Return only the number of lines in the entries below that hold the word "Работа".

##### RECORDS #####

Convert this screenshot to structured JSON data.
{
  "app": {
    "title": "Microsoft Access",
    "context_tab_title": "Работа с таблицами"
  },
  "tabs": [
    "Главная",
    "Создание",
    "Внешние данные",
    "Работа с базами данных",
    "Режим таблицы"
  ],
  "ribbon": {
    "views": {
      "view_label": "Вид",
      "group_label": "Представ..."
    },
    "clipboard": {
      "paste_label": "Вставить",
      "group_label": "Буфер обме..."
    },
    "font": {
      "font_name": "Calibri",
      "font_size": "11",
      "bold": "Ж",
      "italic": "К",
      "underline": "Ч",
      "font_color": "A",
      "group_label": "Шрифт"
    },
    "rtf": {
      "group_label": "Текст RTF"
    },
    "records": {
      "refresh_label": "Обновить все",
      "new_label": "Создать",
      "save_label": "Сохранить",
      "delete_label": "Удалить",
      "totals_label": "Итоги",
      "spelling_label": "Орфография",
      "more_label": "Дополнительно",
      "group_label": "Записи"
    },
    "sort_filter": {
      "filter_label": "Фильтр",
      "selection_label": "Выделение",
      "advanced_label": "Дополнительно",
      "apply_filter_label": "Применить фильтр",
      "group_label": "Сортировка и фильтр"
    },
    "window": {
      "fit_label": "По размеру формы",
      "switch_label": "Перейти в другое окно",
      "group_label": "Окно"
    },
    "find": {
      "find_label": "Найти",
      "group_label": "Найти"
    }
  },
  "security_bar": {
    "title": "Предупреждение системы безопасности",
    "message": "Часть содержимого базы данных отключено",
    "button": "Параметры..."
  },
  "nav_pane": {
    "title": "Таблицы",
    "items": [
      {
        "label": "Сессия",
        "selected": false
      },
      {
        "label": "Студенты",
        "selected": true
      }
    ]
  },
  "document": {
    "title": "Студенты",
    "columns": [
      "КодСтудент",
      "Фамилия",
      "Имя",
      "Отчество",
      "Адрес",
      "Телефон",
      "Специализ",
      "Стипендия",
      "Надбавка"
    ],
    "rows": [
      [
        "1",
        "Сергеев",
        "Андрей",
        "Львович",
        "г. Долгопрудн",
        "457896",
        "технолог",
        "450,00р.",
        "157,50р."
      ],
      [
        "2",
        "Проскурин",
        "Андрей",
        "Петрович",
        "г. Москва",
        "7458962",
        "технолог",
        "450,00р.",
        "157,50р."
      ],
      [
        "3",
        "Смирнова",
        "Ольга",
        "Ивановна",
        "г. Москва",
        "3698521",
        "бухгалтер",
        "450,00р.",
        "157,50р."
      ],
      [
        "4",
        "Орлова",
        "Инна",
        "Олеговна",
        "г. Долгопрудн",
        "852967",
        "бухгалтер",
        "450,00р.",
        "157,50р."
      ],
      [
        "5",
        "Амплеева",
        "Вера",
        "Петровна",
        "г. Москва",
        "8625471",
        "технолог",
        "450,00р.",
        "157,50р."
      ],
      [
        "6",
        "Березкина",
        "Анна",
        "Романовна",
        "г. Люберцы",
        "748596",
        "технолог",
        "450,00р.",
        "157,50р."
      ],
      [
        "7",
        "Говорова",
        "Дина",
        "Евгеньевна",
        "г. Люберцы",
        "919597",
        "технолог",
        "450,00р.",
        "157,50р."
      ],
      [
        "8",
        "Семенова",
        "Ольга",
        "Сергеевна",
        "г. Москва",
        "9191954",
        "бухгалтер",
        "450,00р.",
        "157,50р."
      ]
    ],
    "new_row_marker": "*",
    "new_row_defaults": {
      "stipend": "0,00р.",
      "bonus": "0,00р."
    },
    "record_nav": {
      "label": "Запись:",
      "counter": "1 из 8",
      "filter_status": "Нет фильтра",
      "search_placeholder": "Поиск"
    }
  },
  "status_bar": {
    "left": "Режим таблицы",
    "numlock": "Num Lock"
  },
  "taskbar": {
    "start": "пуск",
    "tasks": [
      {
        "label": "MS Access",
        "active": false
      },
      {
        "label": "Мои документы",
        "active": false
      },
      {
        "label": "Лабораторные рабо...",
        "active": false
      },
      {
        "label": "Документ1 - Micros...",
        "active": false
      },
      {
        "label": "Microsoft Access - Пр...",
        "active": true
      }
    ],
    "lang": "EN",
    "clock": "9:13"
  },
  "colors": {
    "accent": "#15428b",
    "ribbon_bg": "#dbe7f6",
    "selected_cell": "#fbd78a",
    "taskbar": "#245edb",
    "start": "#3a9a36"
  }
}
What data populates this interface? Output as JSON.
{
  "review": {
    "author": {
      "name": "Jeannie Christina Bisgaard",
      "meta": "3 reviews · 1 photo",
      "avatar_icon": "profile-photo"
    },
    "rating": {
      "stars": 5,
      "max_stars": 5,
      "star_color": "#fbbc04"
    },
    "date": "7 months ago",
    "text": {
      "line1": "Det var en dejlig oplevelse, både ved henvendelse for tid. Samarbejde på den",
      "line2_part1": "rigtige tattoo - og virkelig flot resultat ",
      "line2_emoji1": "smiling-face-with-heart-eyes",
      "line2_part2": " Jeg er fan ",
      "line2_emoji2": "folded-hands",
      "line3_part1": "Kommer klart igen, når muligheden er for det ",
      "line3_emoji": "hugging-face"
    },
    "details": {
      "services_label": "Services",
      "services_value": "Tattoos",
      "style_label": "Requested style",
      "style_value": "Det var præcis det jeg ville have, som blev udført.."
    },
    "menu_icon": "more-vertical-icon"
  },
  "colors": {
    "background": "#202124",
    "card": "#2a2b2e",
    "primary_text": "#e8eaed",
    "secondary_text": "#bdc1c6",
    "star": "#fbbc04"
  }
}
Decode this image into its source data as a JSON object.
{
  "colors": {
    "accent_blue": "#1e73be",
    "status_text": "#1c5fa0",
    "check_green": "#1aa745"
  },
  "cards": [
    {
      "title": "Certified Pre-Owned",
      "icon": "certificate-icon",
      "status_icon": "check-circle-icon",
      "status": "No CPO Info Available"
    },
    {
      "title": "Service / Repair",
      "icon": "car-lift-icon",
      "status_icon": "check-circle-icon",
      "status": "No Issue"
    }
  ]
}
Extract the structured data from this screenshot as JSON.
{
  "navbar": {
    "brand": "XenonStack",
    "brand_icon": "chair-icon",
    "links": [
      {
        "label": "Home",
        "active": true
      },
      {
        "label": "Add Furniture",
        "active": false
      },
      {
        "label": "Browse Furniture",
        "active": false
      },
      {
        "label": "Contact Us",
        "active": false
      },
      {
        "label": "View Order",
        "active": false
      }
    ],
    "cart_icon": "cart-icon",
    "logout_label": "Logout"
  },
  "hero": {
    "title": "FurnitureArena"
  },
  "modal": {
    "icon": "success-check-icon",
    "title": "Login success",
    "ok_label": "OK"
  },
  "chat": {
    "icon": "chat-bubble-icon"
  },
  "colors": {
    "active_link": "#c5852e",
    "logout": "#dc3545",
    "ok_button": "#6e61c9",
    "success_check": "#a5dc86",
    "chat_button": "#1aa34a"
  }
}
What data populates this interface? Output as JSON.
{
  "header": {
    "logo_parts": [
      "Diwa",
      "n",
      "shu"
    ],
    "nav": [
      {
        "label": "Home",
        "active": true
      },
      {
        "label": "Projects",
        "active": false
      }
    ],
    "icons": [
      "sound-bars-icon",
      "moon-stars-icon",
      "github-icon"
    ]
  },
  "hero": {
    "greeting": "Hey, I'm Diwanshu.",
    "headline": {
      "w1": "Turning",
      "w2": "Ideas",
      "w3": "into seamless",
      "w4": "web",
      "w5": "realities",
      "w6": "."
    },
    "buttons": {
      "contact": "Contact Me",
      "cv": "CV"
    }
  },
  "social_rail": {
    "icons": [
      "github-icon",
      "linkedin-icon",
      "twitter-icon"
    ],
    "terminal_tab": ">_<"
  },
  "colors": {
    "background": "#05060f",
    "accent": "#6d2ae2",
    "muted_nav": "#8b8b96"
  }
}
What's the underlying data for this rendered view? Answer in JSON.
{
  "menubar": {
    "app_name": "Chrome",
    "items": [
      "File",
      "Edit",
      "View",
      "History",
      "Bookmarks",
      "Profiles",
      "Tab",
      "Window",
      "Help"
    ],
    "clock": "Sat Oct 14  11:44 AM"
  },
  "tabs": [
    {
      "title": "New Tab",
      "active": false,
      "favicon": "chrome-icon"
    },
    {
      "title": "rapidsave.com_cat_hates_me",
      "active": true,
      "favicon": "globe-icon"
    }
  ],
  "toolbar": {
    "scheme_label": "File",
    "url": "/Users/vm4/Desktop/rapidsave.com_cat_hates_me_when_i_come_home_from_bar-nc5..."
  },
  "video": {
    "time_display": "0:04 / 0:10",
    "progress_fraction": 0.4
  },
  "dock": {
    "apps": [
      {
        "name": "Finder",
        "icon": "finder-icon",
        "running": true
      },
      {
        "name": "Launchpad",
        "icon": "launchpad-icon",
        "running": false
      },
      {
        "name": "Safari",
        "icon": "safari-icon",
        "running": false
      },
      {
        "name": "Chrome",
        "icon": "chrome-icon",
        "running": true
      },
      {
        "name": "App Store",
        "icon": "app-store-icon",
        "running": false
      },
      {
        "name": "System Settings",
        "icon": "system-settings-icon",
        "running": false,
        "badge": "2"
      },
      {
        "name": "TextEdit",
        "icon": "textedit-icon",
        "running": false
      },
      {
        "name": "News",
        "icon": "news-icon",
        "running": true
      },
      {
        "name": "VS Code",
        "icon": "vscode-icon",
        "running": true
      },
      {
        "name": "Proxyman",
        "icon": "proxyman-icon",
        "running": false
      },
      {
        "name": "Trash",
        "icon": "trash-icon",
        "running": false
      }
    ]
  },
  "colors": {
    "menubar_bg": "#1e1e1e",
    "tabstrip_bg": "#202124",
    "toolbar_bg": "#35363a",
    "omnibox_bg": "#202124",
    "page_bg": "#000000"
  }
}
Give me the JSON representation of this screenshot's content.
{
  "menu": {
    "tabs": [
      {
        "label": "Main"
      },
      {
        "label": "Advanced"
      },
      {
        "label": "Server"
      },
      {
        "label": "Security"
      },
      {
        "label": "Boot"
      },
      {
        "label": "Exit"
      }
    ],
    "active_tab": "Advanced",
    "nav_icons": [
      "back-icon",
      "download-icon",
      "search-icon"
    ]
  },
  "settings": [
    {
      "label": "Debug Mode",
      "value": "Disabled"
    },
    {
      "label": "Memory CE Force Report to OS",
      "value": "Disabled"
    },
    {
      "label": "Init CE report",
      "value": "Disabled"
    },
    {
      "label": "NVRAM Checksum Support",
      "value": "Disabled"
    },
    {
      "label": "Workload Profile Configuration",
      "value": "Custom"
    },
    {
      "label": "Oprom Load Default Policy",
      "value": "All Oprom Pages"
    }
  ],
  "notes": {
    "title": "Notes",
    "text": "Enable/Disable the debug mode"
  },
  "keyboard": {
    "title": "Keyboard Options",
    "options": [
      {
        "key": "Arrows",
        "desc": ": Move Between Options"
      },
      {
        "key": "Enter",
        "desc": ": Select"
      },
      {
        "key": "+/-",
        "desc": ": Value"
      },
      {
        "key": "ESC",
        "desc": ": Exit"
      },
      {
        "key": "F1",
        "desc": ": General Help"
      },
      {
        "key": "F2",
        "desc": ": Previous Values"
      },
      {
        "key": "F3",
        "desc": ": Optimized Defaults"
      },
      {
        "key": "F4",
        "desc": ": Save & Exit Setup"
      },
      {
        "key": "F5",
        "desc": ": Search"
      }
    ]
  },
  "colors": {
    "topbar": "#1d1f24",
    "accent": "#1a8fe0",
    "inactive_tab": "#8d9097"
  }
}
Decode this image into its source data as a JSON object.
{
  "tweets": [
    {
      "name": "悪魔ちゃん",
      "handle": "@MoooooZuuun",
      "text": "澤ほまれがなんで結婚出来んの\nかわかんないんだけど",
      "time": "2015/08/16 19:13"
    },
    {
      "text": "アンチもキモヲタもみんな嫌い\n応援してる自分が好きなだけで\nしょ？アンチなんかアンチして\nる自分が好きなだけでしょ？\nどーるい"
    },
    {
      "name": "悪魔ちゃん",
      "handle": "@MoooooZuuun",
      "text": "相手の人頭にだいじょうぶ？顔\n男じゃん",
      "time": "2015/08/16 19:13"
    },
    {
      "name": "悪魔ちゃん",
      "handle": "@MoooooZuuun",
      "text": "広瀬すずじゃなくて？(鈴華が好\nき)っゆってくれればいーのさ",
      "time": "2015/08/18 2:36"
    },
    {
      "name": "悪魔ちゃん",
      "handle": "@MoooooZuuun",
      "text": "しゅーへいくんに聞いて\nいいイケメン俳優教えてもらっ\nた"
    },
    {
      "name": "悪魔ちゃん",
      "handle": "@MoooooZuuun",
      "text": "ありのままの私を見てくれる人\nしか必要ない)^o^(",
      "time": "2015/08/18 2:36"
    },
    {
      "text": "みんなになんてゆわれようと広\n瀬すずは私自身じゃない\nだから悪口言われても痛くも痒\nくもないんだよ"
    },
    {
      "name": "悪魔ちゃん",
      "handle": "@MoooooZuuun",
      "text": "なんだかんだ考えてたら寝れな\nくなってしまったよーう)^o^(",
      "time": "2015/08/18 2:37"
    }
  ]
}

#####

THE RESPONSE ->
2